Consigne –
Modifiez les entrées depuis le début jusqu'à la ligne contenant « y-tick-label: 0 (120, 687, 132, 704) » incluse : remplacez « Rented » par « Leased » et recopiez ces lignes sans rien changer d'autre.

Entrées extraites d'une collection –
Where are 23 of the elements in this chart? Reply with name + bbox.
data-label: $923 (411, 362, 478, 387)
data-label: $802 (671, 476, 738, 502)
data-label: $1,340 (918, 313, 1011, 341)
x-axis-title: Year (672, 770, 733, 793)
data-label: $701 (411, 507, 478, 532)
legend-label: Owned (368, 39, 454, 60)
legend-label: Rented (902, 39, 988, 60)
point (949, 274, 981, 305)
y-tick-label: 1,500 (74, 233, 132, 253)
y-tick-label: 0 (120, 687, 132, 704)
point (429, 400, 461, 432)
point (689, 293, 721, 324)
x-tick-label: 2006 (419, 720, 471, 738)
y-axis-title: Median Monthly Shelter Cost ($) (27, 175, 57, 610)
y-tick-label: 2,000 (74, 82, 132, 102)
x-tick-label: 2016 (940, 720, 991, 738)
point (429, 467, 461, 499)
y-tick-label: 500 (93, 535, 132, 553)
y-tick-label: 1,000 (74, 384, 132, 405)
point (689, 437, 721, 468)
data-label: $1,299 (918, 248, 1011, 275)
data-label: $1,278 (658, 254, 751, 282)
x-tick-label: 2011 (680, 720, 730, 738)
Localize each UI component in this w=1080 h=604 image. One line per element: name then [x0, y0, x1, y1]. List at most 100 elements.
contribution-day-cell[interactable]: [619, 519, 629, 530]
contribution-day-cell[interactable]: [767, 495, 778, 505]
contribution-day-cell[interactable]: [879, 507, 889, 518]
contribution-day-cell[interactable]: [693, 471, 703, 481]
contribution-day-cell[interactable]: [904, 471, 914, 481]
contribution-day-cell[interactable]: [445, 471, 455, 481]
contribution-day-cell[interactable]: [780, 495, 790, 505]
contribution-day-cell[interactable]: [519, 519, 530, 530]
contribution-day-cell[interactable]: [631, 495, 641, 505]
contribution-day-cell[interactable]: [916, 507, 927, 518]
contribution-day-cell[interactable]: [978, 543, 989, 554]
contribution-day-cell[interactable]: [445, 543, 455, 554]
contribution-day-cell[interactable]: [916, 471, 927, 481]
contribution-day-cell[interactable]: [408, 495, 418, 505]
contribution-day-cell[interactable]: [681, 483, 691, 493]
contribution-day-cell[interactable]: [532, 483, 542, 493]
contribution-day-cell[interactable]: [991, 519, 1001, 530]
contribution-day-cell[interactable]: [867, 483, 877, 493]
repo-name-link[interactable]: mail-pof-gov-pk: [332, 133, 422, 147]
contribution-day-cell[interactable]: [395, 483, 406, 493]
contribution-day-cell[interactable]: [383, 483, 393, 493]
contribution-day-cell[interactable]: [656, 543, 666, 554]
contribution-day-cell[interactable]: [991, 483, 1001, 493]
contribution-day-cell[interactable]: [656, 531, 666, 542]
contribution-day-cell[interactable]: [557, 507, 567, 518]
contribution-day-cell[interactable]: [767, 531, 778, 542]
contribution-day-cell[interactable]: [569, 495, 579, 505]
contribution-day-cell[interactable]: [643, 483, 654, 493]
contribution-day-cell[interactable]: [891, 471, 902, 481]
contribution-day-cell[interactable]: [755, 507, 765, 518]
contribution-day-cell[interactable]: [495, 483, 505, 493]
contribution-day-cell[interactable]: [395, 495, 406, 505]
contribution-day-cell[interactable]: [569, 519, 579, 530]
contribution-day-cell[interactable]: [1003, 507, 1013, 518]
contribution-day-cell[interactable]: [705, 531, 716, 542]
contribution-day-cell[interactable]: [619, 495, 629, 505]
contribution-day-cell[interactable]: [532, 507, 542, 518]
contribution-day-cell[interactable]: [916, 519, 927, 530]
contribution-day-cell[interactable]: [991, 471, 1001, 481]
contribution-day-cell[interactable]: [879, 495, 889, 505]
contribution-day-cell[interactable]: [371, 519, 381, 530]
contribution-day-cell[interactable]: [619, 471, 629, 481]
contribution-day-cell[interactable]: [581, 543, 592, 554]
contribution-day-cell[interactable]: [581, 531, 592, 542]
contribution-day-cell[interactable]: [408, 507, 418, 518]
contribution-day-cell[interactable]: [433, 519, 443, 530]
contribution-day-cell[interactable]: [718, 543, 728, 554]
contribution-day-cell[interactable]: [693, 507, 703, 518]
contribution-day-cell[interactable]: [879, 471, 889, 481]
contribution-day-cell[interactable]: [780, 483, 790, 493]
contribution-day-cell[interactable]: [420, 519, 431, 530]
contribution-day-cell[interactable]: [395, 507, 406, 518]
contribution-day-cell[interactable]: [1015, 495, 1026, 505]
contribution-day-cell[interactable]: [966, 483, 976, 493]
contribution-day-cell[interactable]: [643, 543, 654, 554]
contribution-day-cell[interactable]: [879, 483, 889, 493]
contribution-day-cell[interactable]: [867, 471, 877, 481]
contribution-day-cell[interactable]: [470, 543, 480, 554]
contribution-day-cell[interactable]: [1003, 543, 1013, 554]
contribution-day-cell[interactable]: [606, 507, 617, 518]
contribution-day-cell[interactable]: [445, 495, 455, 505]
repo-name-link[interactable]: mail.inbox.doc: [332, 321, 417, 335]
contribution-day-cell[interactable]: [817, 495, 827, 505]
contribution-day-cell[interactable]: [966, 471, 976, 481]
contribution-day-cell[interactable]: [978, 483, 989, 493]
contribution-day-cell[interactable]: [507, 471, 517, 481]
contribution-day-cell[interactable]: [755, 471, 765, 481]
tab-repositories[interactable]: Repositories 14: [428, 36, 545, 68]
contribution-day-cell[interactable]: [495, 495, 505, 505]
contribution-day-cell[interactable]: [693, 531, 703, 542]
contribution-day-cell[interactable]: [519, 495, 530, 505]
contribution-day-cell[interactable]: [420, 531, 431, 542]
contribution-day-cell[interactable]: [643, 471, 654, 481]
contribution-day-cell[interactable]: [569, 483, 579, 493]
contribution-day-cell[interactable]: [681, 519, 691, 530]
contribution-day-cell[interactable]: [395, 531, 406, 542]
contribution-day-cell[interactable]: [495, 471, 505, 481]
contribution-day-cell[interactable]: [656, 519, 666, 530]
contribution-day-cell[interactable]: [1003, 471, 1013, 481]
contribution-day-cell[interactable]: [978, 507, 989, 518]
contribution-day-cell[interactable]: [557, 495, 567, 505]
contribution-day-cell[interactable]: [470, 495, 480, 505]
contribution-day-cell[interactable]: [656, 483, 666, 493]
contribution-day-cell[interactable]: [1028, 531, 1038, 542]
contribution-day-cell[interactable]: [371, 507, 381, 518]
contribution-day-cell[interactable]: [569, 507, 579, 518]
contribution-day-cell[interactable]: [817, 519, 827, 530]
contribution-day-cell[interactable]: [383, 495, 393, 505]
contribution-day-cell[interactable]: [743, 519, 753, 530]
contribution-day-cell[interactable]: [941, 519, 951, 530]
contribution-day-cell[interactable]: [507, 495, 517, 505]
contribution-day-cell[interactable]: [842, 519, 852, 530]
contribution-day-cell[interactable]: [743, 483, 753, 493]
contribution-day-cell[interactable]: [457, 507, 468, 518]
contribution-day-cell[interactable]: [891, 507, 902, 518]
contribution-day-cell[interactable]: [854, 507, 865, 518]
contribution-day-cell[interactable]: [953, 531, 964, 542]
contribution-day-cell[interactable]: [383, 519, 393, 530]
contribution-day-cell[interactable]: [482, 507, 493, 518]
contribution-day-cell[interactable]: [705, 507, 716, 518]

Réponse –
Where are 23 of the elements in this chart? Reply with name + bbox.
data-label: $923 (411, 362, 478, 387)
data-label: $802 (671, 476, 738, 502)
data-label: $1,340 (918, 313, 1011, 341)
x-axis-title: Year (672, 770, 733, 793)
data-label: $701 (411, 507, 478, 532)
legend-label: Owned (368, 39, 454, 60)
legend-label: Leased (902, 39, 988, 60)
point (949, 274, 981, 305)
y-tick-label: 1,500 (74, 233, 132, 253)
y-tick-label: 0 (120, 687, 132, 704)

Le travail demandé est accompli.